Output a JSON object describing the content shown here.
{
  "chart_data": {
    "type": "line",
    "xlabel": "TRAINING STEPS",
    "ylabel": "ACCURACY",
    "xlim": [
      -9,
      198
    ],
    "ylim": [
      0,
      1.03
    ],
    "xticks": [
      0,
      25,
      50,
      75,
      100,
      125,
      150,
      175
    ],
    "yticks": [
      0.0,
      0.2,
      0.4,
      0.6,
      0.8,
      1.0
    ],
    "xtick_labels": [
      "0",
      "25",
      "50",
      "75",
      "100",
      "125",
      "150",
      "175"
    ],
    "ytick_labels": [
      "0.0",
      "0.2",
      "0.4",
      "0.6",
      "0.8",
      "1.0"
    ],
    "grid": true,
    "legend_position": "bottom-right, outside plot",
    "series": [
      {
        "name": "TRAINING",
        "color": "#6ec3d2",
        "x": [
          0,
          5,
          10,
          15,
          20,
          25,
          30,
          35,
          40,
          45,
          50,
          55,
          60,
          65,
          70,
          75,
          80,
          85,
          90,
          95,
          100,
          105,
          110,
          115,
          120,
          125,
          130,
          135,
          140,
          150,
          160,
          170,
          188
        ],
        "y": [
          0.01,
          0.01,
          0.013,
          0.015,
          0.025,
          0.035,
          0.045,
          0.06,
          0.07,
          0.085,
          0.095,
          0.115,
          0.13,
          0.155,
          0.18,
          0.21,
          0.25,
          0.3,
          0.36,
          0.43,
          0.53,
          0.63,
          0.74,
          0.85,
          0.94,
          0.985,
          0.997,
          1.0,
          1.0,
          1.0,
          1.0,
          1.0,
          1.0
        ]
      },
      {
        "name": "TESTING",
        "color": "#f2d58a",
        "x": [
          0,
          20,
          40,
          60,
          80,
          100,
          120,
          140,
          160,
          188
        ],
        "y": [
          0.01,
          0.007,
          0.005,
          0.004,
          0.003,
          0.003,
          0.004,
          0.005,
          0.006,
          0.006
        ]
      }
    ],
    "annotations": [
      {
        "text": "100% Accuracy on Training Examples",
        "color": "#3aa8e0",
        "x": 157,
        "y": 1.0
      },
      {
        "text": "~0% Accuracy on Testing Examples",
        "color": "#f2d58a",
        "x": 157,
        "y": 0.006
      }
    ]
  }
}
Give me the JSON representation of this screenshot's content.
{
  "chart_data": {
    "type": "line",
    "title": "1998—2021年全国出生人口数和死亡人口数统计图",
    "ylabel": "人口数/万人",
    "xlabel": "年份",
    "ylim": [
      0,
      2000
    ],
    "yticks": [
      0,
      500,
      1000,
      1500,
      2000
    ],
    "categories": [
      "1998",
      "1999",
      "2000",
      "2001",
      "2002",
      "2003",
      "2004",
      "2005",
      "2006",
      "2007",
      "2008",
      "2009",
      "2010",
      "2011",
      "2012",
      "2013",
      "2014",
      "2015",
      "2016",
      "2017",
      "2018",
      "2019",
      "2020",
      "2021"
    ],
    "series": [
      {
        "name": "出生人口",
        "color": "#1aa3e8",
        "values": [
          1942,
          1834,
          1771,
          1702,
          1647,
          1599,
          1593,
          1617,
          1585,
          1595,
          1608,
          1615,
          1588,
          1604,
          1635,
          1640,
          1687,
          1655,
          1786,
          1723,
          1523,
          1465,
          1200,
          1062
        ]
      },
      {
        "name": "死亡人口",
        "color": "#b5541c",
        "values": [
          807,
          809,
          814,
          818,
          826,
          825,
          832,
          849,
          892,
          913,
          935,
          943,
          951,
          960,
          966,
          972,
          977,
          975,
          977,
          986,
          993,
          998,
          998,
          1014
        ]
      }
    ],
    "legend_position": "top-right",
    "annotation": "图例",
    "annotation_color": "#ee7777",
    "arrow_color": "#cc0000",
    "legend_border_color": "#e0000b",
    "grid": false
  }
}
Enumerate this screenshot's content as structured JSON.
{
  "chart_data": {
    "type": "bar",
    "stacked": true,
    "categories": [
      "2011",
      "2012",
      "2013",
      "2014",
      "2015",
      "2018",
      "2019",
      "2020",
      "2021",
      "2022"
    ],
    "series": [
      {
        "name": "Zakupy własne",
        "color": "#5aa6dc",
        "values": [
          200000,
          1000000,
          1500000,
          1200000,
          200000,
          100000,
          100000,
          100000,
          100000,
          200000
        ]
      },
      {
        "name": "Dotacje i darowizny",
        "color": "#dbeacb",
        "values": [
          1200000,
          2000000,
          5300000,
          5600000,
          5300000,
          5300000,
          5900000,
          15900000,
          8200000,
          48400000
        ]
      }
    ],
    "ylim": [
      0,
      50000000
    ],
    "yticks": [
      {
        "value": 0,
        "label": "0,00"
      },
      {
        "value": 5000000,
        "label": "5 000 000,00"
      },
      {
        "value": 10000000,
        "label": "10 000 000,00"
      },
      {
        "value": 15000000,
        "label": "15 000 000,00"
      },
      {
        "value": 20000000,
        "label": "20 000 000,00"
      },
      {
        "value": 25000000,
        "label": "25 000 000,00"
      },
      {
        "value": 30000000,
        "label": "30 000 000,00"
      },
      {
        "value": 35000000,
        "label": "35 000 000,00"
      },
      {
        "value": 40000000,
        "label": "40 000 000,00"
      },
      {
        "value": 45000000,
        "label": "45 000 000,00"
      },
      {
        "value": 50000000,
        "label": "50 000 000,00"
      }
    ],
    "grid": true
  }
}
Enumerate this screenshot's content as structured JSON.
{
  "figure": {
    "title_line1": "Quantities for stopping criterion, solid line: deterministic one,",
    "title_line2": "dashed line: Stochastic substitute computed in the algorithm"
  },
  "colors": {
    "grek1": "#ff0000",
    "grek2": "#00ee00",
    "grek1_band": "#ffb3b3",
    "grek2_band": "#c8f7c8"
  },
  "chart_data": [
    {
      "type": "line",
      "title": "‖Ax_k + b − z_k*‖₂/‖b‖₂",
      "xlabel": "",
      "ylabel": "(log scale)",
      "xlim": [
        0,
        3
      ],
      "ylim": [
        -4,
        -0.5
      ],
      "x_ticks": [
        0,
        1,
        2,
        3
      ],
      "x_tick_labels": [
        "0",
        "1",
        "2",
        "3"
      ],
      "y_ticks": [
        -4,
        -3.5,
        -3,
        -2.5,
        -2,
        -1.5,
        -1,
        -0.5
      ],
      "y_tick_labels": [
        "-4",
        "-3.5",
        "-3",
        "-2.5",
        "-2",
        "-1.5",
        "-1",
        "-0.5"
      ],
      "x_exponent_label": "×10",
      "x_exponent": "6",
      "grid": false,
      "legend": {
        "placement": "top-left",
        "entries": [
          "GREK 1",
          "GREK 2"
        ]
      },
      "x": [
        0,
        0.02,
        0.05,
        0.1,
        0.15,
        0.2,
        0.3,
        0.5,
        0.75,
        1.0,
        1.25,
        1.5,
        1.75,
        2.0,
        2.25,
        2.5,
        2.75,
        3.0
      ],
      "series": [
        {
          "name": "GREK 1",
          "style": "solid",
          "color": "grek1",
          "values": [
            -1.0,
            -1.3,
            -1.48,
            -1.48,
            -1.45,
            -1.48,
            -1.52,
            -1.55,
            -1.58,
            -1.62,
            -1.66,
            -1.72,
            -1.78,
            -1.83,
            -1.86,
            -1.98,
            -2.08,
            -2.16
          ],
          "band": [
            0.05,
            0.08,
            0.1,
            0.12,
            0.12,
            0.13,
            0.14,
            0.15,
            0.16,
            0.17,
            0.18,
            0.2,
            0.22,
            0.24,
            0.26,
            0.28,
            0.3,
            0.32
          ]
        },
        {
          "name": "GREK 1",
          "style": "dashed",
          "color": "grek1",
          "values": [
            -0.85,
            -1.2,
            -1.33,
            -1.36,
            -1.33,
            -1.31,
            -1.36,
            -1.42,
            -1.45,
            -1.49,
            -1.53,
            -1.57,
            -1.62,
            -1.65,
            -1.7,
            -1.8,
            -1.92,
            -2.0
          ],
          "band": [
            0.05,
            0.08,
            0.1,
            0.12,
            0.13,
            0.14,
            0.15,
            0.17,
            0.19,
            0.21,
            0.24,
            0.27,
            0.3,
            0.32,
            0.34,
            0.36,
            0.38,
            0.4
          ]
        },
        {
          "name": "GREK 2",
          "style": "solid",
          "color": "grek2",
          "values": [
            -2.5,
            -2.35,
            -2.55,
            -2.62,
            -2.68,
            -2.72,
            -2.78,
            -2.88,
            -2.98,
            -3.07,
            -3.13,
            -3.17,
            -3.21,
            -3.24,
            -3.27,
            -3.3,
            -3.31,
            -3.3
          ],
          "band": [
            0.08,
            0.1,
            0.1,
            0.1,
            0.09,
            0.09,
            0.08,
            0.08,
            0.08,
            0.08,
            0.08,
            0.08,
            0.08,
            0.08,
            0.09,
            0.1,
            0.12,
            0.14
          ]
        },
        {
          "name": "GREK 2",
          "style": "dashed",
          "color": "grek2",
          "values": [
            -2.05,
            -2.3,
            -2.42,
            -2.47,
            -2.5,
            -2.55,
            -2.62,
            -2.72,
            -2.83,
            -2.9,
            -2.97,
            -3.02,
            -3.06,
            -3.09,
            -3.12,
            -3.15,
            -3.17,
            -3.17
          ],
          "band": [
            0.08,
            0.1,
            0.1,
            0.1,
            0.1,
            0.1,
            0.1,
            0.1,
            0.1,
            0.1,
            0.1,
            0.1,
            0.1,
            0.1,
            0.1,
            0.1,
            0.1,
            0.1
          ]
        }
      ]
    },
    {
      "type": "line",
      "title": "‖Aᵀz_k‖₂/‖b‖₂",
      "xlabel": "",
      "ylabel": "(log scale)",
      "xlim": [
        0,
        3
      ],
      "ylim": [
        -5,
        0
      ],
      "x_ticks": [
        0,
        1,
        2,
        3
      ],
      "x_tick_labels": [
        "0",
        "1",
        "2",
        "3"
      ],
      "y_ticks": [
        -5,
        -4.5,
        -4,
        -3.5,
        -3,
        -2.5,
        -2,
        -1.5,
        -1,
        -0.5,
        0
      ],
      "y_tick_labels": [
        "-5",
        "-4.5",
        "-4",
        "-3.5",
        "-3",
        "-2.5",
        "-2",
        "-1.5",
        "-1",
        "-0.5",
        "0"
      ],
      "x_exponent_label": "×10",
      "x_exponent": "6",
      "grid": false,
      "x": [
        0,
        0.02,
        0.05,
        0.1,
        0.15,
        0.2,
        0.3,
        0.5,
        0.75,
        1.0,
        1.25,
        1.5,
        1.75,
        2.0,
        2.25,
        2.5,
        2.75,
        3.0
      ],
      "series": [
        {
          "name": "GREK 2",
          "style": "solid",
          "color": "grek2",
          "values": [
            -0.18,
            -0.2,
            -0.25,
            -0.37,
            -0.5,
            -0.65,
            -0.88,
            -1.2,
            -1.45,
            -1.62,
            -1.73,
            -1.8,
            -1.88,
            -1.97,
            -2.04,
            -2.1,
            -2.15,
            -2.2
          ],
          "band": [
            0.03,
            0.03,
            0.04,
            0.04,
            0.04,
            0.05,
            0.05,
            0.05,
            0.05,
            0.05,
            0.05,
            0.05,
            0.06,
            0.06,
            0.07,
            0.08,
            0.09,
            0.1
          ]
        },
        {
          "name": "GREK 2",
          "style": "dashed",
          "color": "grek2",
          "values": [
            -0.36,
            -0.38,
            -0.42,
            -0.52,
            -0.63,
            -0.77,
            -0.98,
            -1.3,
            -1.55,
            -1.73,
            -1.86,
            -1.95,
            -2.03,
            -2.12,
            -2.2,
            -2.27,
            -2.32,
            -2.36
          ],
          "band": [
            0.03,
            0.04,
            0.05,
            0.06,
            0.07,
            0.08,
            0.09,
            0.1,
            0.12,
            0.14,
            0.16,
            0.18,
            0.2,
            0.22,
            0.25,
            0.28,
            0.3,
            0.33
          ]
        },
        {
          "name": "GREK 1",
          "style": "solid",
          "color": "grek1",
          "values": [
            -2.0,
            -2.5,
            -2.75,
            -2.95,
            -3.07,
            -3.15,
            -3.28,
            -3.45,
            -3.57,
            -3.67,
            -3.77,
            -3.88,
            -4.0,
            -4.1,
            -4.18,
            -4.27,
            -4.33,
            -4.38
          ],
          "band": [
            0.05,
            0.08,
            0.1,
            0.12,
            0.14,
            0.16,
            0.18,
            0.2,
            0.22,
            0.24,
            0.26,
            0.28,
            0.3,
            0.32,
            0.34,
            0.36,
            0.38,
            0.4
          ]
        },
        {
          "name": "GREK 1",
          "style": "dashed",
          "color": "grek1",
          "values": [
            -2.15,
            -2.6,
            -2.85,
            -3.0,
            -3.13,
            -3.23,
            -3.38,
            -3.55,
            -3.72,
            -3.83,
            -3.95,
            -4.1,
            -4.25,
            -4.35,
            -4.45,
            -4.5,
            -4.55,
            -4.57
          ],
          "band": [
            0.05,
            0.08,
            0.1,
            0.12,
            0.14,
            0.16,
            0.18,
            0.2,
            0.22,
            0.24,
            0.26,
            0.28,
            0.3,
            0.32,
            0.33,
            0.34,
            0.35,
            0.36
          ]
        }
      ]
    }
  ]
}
•••
_SHORT PROBLEM_
Of the lines in this listing, report how many contain the string "xlabel", and give the number only.

_CORRECT RESPONSE_
4